+++ EXTRACTED INFORMATION
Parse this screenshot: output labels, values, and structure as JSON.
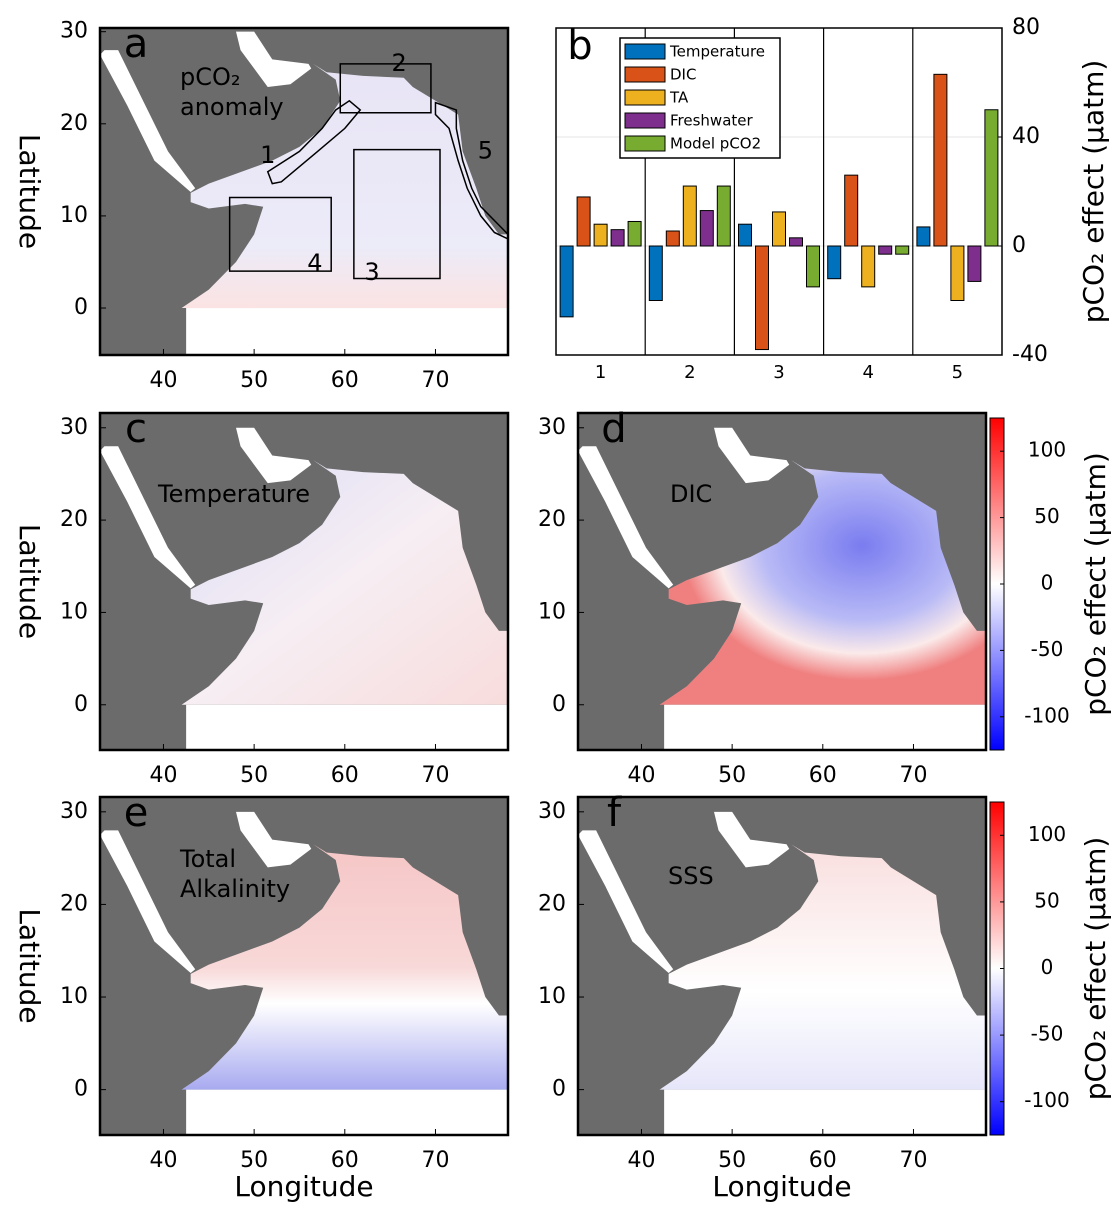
{
  "chart_data": [
    {
      "type": "map",
      "panel": "a",
      "label": [
        "pCO₂",
        "anomaly"
      ],
      "ylabel": "Latitude",
      "xlim": [
        33,
        78
      ],
      "ylim": [
        -5.1,
        30.4
      ],
      "xticks": [
        40,
        50,
        60,
        70
      ],
      "yticks": [
        0,
        10,
        20,
        30
      ],
      "annotations": [
        "1",
        "2",
        "3",
        "4",
        "5"
      ]
    },
    {
      "type": "bar",
      "panel": "b",
      "categories": [
        "1",
        "2",
        "3",
        "4",
        "5"
      ],
      "ylabel": "pCO₂ effect (µatm)",
      "ylim": [
        -40,
        80
      ],
      "yticks": [
        -40,
        0,
        40,
        80
      ],
      "legend": "upper left",
      "series": [
        {
          "name": "Temperature",
          "color": "#0072bd",
          "values": [
            -26,
            -20,
            8,
            -12,
            7
          ]
        },
        {
          "name": "DIC",
          "color": "#d95319",
          "values": [
            18,
            5.5,
            -38,
            26,
            63
          ]
        },
        {
          "name": "TA",
          "color": "#edb120",
          "values": [
            8,
            22,
            12.5,
            -15,
            -20
          ]
        },
        {
          "name": "Freshwater",
          "color": "#7e2f8e",
          "values": [
            6,
            13,
            3,
            -3,
            -13
          ]
        },
        {
          "name": "Model pCO2",
          "color": "#77ac30",
          "values": [
            9,
            22,
            -15,
            -3,
            50
          ]
        }
      ]
    },
    {
      "type": "map",
      "panel": "c",
      "label": [
        "Temperature"
      ],
      "ylabel": "Latitude",
      "xlim": [
        33,
        78
      ],
      "ylim": [
        -4.9,
        31.6
      ],
      "xticks": [
        40,
        50,
        60,
        70
      ],
      "yticks": [
        0,
        10,
        20,
        30
      ]
    },
    {
      "type": "map",
      "panel": "d",
      "label": [
        "DIC"
      ],
      "xlim": [
        33,
        78
      ],
      "ylim": [
        -4.9,
        31.6
      ],
      "xticks": [
        40,
        50,
        60,
        70
      ],
      "yticks": [
        0,
        10,
        20,
        30
      ]
    },
    {
      "type": "colorbar",
      "ylabel": "pCO₂ effect (µatm)",
      "ylim": [
        -125,
        125
      ],
      "yticks": [
        -100,
        -50,
        0,
        50,
        100
      ],
      "colors": [
        "#0000ff",
        "#ffffff",
        "#ff0000"
      ]
    },
    {
      "type": "map",
      "panel": "e",
      "label": [
        "Total",
        "Alkalinity"
      ],
      "ylabel": "Latitude",
      "xlabel": "Longitude",
      "xlim": [
        33,
        78
      ],
      "ylim": [
        -4.9,
        31.6
      ],
      "xticks": [
        40,
        50,
        60,
        70
      ],
      "yticks": [
        0,
        10,
        20,
        30
      ]
    },
    {
      "type": "map",
      "panel": "f",
      "label": [
        "SSS"
      ],
      "xlabel": "Longitude",
      "xlim": [
        33,
        78
      ],
      "ylim": [
        -4.9,
        31.6
      ],
      "xticks": [
        40,
        50,
        60,
        70
      ],
      "yticks": [
        0,
        10,
        20,
        30
      ]
    },
    {
      "type": "colorbar",
      "ylabel": "pCO₂ effect (µatm)",
      "ylim": [
        -125,
        125
      ],
      "yticks": [
        -100,
        -50,
        0,
        50,
        100
      ],
      "colors": [
        "#0000ff",
        "#ffffff",
        "#ff0000"
      ]
    }
  ]
}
++++++
## EXERCISE GOAL
Replicate the material above verbatim; images stay out of the copy.

## SOLUTION
Parse this screenshot: output labels, values, and structure as JSON.
{
  "chart_data": [
    {
      "type": "map",
      "panel": "a",
      "label": [
        "pCO₂",
        "anomaly"
      ],
      "ylabel": "Latitude",
      "xlim": [
        33,
        78
      ],
      "ylim": [
        -5.1,
        30.4
      ],
      "xticks": [
        40,
        50,
        60,
        70
      ],
      "yticks": [
        0,
        10,
        20,
        30
      ],
      "annotations": [
        "1",
        "2",
        "3",
        "4",
        "5"
      ]
    },
    {
      "type": "bar",
      "panel": "b",
      "categories": [
        "1",
        "2",
        "3",
        "4",
        "5"
      ],
      "ylabel": "pCO₂ effect (µatm)",
      "ylim": [
        -40,
        80
      ],
      "yticks": [
        -40,
        0,
        40,
        80
      ],
      "legend": "upper left",
      "series": [
        {
          "name": "Temperature",
          "color": "#0072bd",
          "values": [
            -26,
            -20,
            8,
            -12,
            7
          ]
        },
        {
          "name": "DIC",
          "color": "#d95319",
          "values": [
            18,
            5.5,
            -38,
            26,
            63
          ]
        },
        {
          "name": "TA",
          "color": "#edb120",
          "values": [
            8,
            22,
            12.5,
            -15,
            -20
          ]
        },
        {
          "name": "Freshwater",
          "color": "#7e2f8e",
          "values": [
            6,
            13,
            3,
            -3,
            -13
          ]
        },
        {
          "name": "Model pCO2",
          "color": "#77ac30",
          "values": [
            9,
            22,
            -15,
            -3,
            50
          ]
        }
      ]
    },
    {
      "type": "map",
      "panel": "c",
      "label": [
        "Temperature"
      ],
      "ylabel": "Latitude",
      "xlim": [
        33,
        78
      ],
      "ylim": [
        -4.9,
        31.6
      ],
      "xticks": [
        40,
        50,
        60,
        70
      ],
      "yticks": [
        0,
        10,
        20,
        30
      ]
    },
    {
      "type": "map",
      "panel": "d",
      "label": [
        "DIC"
      ],
      "xlim": [
        33,
        78
      ],
      "ylim": [
        -4.9,
        31.6
      ],
      "xticks": [
        40,
        50,
        60,
        70
      ],
      "yticks": [
        0,
        10,
        20,
        30
      ]
    },
    {
      "type": "colorbar",
      "ylabel": "pCO₂ effect (µatm)",
      "ylim": [
        -125,
        125
      ],
      "yticks": [
        -100,
        -50,
        0,
        50,
        100
      ],
      "colors": [
        "#0000ff",
        "#ffffff",
        "#ff0000"
      ]
    },
    {
      "type": "map",
      "panel": "e",
      "label": [
        "Total",
        "Alkalinity"
      ],
      "ylabel": "Latitude",
      "xlabel": "Longitude",
      "xlim": [
        33,
        78
      ],
      "ylim": [
        -4.9,
        31.6
      ],
      "xticks": [
        40,
        50,
        60,
        70
      ],
      "yticks": [
        0,
        10,
        20,
        30
      ]
    },
    {
      "type": "map",
      "panel": "f",
      "label": [
        "SSS"
      ],
      "xlabel": "Longitude",
      "xlim": [
        33,
        78
      ],
      "ylim": [
        -4.9,
        31.6
      ],
      "xticks": [
        40,
        50,
        60,
        70
      ],
      "yticks": [
        0,
        10,
        20,
        30
      ]
    },
    {
      "type": "colorbar",
      "ylabel": "pCO₂ effect (µatm)",
      "ylim": [
        -125,
        125
      ],
      "yticks": [
        -100,
        -50,
        0,
        50,
        100
      ],
      "colors": [
        "#0000ff",
        "#ffffff",
        "#ff0000"
      ]
    }
  ]
}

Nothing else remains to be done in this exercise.